Data listing:
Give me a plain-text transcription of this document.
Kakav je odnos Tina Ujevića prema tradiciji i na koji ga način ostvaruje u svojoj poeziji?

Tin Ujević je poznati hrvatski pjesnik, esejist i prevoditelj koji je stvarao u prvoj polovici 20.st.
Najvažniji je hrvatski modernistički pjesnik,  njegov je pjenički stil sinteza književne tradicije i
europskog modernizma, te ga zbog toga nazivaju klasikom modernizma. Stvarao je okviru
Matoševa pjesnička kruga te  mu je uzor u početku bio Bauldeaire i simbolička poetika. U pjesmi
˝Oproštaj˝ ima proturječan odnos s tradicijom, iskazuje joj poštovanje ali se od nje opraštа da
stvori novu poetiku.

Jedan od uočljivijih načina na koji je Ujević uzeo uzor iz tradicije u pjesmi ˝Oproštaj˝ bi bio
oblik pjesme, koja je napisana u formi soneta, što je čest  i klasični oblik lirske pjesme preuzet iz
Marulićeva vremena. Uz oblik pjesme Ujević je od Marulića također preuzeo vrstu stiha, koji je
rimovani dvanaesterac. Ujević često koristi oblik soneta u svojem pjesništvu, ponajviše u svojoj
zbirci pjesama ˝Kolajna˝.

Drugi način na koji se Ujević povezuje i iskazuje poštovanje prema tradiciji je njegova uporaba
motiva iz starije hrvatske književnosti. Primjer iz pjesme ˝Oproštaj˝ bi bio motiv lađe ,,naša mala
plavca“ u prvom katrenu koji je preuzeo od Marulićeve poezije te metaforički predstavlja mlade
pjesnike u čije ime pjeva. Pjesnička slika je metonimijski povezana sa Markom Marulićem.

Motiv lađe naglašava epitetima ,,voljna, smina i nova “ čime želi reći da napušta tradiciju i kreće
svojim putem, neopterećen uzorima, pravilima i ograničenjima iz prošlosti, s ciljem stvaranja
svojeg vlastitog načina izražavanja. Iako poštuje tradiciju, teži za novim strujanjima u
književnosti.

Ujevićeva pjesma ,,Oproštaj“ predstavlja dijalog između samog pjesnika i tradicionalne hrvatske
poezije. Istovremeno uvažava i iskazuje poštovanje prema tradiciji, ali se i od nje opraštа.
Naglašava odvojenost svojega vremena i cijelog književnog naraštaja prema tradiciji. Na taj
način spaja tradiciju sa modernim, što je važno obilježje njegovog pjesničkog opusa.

# TASK INSTRUCTIONS
Write out the full listing, keeping every line exactly as it is.

# RESULT FOR THIS TASK
Give me a plain-text transcription of this document.
Kakav je odnos Tina Ujevića prema tradiciji i na koji ga način ostvaruje u svojoj poeziji?

Tin Ujević je poznati hrvatski pjesnik, esejist i prevoditelj koji je stvarao u prvoj polovici 20.st.
Najvažniji je hrvatski modernistički pjesnik,  njegov je pjenički stil sinteza književne tradicije i
europskog modernizma, te ga zbog toga nazivaju klasikom modernizma. Stvarao je okviru
Matoševa pjesnička kruga te  mu je uzor u početku bio Bauldeaire i simbolička poetika. U pjesmi
˝Oproštaj˝ ima proturječan odnos s tradicijom, iskazuje joj poštovanje ali se od nje opraštа da
stvori novu poetiku.

Jedan od uočljivijih načina na koji je Ujević uzeo uzor iz tradicije u pjesmi ˝Oproštaj˝ bi bio
oblik pjesme, koja je napisana u formi soneta, što je čest  i klasični oblik lirske pjesme preuzet iz
Marulićeva vremena. Uz oblik pjesme Ujević je od Marulića također preuzeo vrstu stiha, koji je
rimovani dvanaesterac. Ujević često koristi oblik soneta u svojem pjesništvu, ponajviše u svojoj
zbirci pjesama ˝Kolajna˝.

Drugi način na koji se Ujević povezuje i iskazuje poštovanje prema tradiciji je njegova uporaba
motiva iz starije hrvatske književnosti. Primjer iz pjesme ˝Oproštaj˝ bi bio motiv lađe ,,naša mala
plavca“ u prvom katrenu koji je preuzeo od Marulićeve poezije te metaforički predstavlja mlade
pjesnike u čije ime pjeva. Pjesnička slika je metonimijski povezana sa Markom Marulićem.

Motiv lađe naglašava epitetima ,,voljna, smina i nova “ čime želi reći da napušta tradiciju i kreće
svojim putem, neopterećen uzorima, pravilima i ograničenjima iz prošlosti, s ciljem stvaranja
svojeg vlastitog načina izražavanja. Iako poštuje tradiciju, teži za novim strujanjima u
književnosti.

Ujevićeva pjesma ,,Oproštaj“ predstavlja dijalog između samog pjesnika i tradicionalne hrvatske
poezije. Istovremeno uvažava i iskazuje poštovanje prema tradiciji, ali se i od nje opraštа.
Naglašava odvojenost svojega vremena i cijelog književnog naraštaja prema tradiciji. Na taj
način spaja tradiciju sa modernim, što je važno obilježje njegovog pjesničkog opusa.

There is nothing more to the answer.